TASK INSTRUCTIONS
Lines that include the word "醣化血紅素" are the ones to copy.

————

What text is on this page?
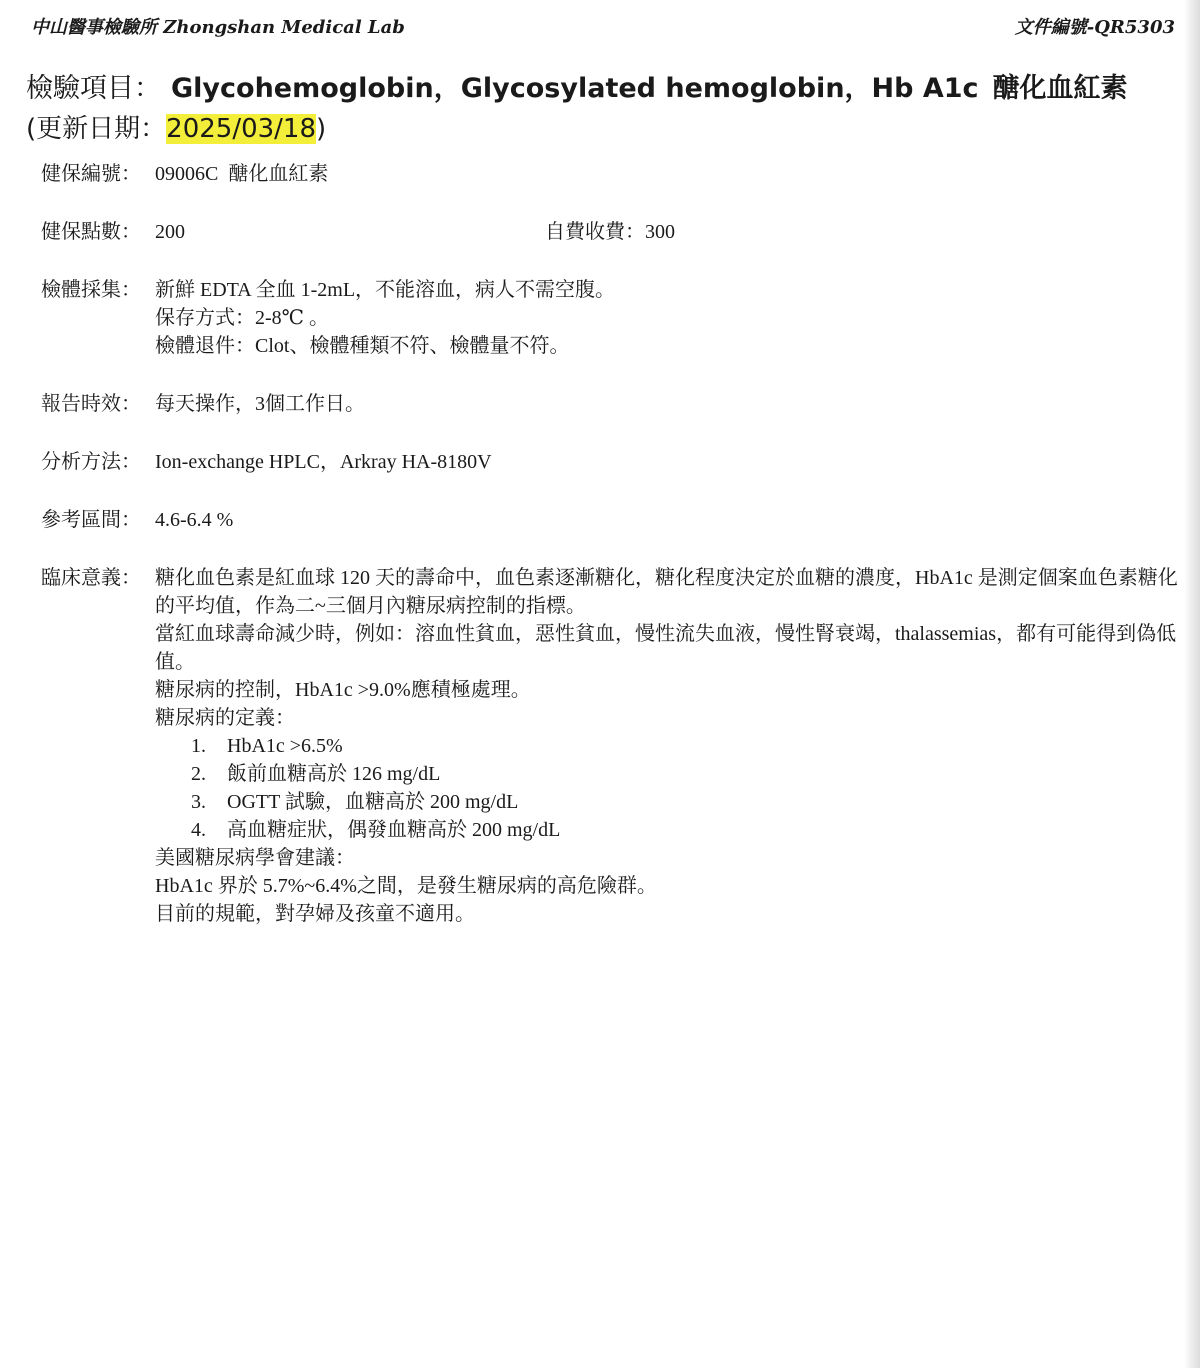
中山醫事檢驗所 Zhongshan Medical Lab	文件編號-QR5303
檢驗項目： Glycohemoglobin，Glycosylated hemoglobin，Hb A1c 醣化血紅素
(更新日期：2025/03/18)
健保編號： 09006C  醣化血紅素
健保點數： 200	自費收費：300
檢體採集： 新鮮 EDTA 全血 1-2mL，不能溶血，病人不需空腹。

保存方式：2-8℃ 。

檢體退件：Clot、檢體種類不符、檢體量不符。

報告時效： 每天操作，3個工作日。
分析方法： Ion-exchange HPLC，Arkray HA-8180V
參考區間： 4.6-6.4 %
臨床意義： 糖化血色素是紅血球 120 天的壽命中，血色素逐漸糖化，糖化程度決定於血糖的濃度，HbA1c 是測定個案血色素糖化的平均值，作為二~三個月內糖尿病控制的指標。

當紅血球壽命減少時，例如：溶血性貧血，惡性貧血，慢性流失血液，慢性腎衰竭，thalassemias，都有可能得到偽低值。

糖尿病的控制，HbA1c >9.0%應積極處理。

糖尿病的定義：

1. HbA1c >6.5%
2. 飯前血糖高於 126 mg/dL
3. OGTT 試驗，血糖高於 200 mg/dL
4. 高血糖症狀，偶發血糖高於 200 mg/dL

美國糖尿病學會建議：

HbA1c 界於 5.7%~6.4%之間，是發生糖尿病的高危險群。

目前的規範，對孕婦及孩童不適用。
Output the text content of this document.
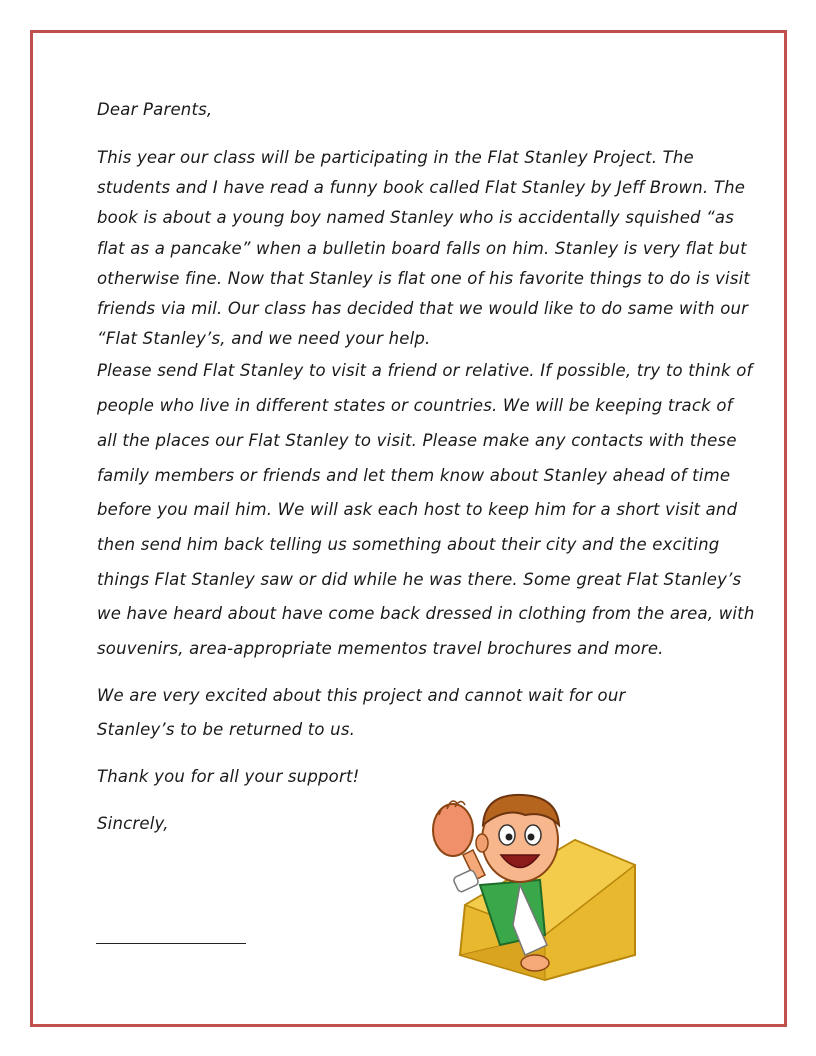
Dear Parents,

This year our class will be participating in the Flat Stanley Project. The students and I have read a funny book called Flat Stanley by Jeff Brown. The book is about a young boy named Stanley who is accidentally squished “as flat as a pancake” when a bulletin board falls on him. Stanley is very flat but otherwise fine. Now that Stanley is flat one of his favorite things to do is visit friends via mil. Our class has decided that we would like to do same with our “Flat Stanley’s, and we need your help.

Please send Flat Stanley to visit a friend or relative. If possible, try to think of people who live in different states or countries. We will be keeping track of all the places our Flat Stanley to visit. Please make any contacts with these family members or friends and let them know about Stanley ahead of time before you mail him. We will ask each host to keep him for a short visit and then send him back telling us something about their city and the exciting things Flat Stanley saw or did while he was there. Some great Flat Stanley’s we have heard about have come back dressed in clothing from the area, with souvenirs, area-appropriate mementos travel brochures and more.

We are very excited about this project and cannot wait for our Stanley’s to be returned to us.

Thank you for all your support!

Sincrely,
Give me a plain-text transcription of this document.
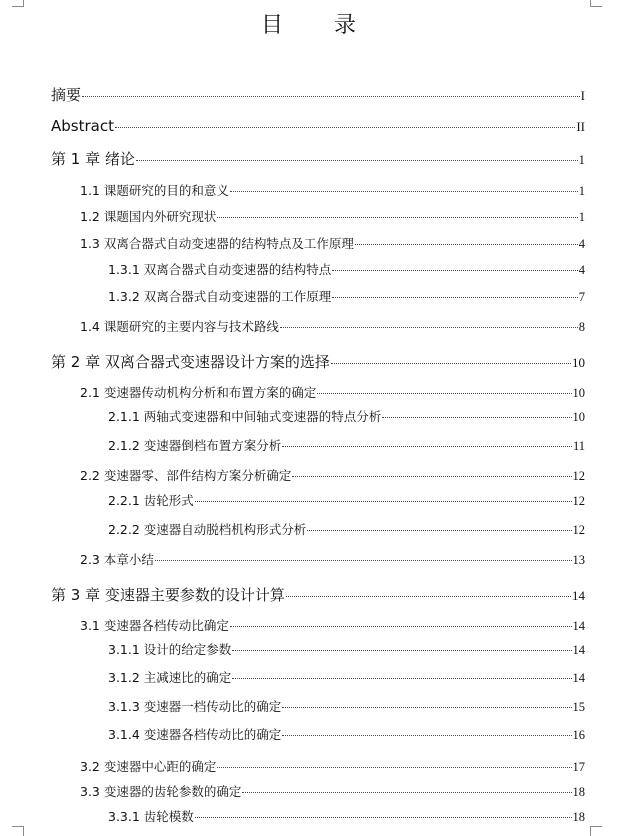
目 录
摘要	I
Abstract	II
第 1 章 绪论	1
1.1 课题研究的目的和意义	1
1.2 课题国内外研究现状	1
1.3 双离合器式自动变速器的结构特点及工作原理	4
1.3.1 双离合器式自动变速器的结构特点	4
1.3.2 双离合器式自动变速器的工作原理	7
1.4 课题研究的主要内容与技术路线	8
第 2 章 双离合器式变速器设计方案的选择	10
2.1 变速器传动机构分析和布置方案的确定	10
2.1.1 两轴式变速器和中间轴式变速器的特点分析	10
2.1.2 变速器倒档布置方案分析	11
2.2 变速器零、部件结构方案分析确定	12
2.2.1 齿轮形式	12
2.2.2 变速器自动脱档机构形式分析	12
2.3 本章小结	13
第 3 章 变速器主要参数的设计计算	14
3.1 变速器各档传动比确定	14
3.1.1 设计的给定参数	14
3.1.2 主减速比的确定	14
3.1.3 变速器一档传动比的确定	15
3.1.4 变速器各档传动比的确定	16
3.2 变速器中心距的确定	17
3.3 变速器的齿轮参数的确定	18
3.3.1 齿轮模数	18
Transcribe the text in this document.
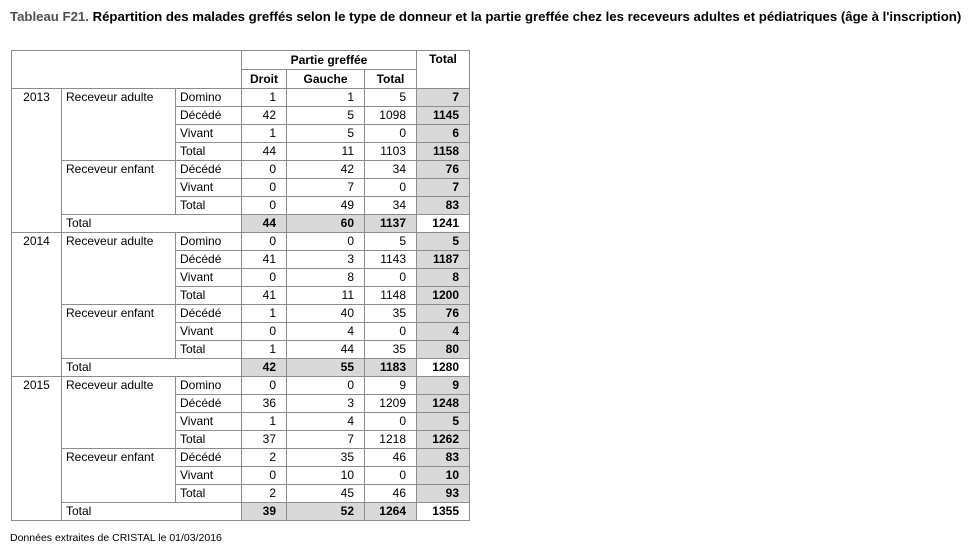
Tableau F21. Répartition des malades greffés selon le type de donneur et la partie greffée chez les receveurs adultes et pédiatriques (âge à l'inscription)
			Partie greffée			Total
			Droit	Gauche	Total	
2013	Receveur adulte	Domino	1	1	5	7
		Décédé	42	5	1098	1145
		Vivant	1	5	0	6
		Total	44	11	1103	1158
	Receveur enfant	Décédé	0	42	34	76
		Vivant	0	7	0	7
		Total	0	49	34	83
	Total		44	60	1137	1241
2014	Receveur adulte	Domino	0	0	5	5
		Décédé	41	3	1143	1187
		Vivant	0	8	0	8
		Total	41	11	1148	1200
	Receveur enfant	Décédé	1	40	35	76
		Vivant	0	4	0	4
		Total	1	44	35	80
	Total		42	55	1183	1280
2015	Receveur adulte	Domino	0	0	9	9
		Décédé	36	3	1209	1248
		Vivant	1	4	0	5
		Total	37	7	1218	1262
	Receveur enfant	Décédé	2	35	46	83
		Vivant	0	10	0	10
		Total	2	45	46	93
	Total		39	52	1264	1355
Données extraites de CRISTAL le 01/03/2016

————

EXERCISE RESPONSE
檢驗項目： Glycohemoglobin，Glycosylated hemoglobin，Hb A1c 醣化血紅素
健保編號： 09006C  醣化血紅素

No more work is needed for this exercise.